The task:
Omit every image, and transcribe the remaining entries exactly as given.

• • •

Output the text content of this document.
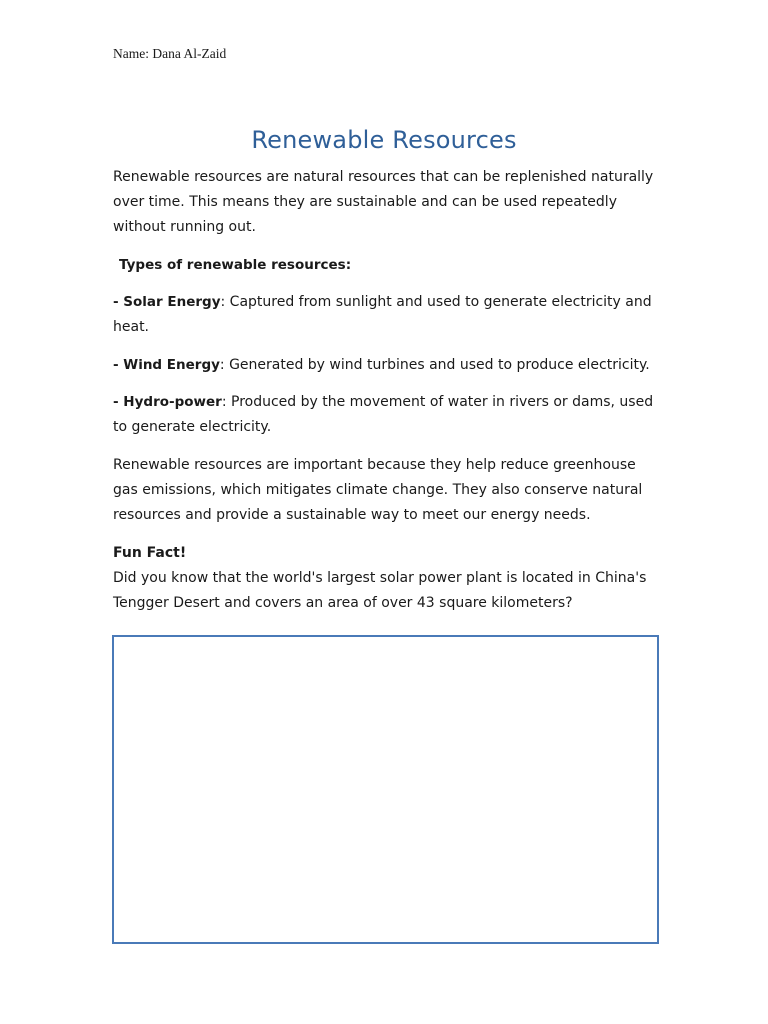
Name: Dana Al-Zaid
Renewable Resources

Renewable resources are natural resources that can be replenished naturally over time. This means they are sustainable and can be used repeatedly without running out.

Types of renewable resources:

- Solar Energy: Captured from sunlight and used to generate electricity and heat.

- Wind Energy: Generated by wind turbines and used to produce electricity.

- Hydro-power: Produced by the movement of water in rivers or dams, used to generate electricity.

Renewable resources are important because they help reduce greenhouse gas emissions, which mitigates climate change. They also conserve natural resources and provide a sustainable way to meet our energy needs.

Fun Fact!
Did you know that the world's largest solar power plant is located in China's Tengger Desert and covers an area of over 43 square kilometers?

• • •

Response to the task:
Output the text content of this document.
Name: Dana Al-Zaid
Renewable Resources

Renewable resources are natural resources that can be replenished naturally over time. This means they are sustainable and can be used repeatedly without running out.

Types of renewable resources:

- Solar Energy: Captured from sunlight and used to generate electricity and heat.

- Wind Energy: Generated by wind turbines and used to produce electricity.

- Hydro-power: Produced by the movement of water in rivers or dams, used to generate electricity.

Renewable resources are important because they help reduce greenhouse gas emissions, which mitigates climate change. They also conserve natural resources and provide a sustainable way to meet our energy needs.

Fun Fact!
Did you know that the world's largest solar power plant is located in China's Tengger Desert and covers an area of over 43 square kilometers?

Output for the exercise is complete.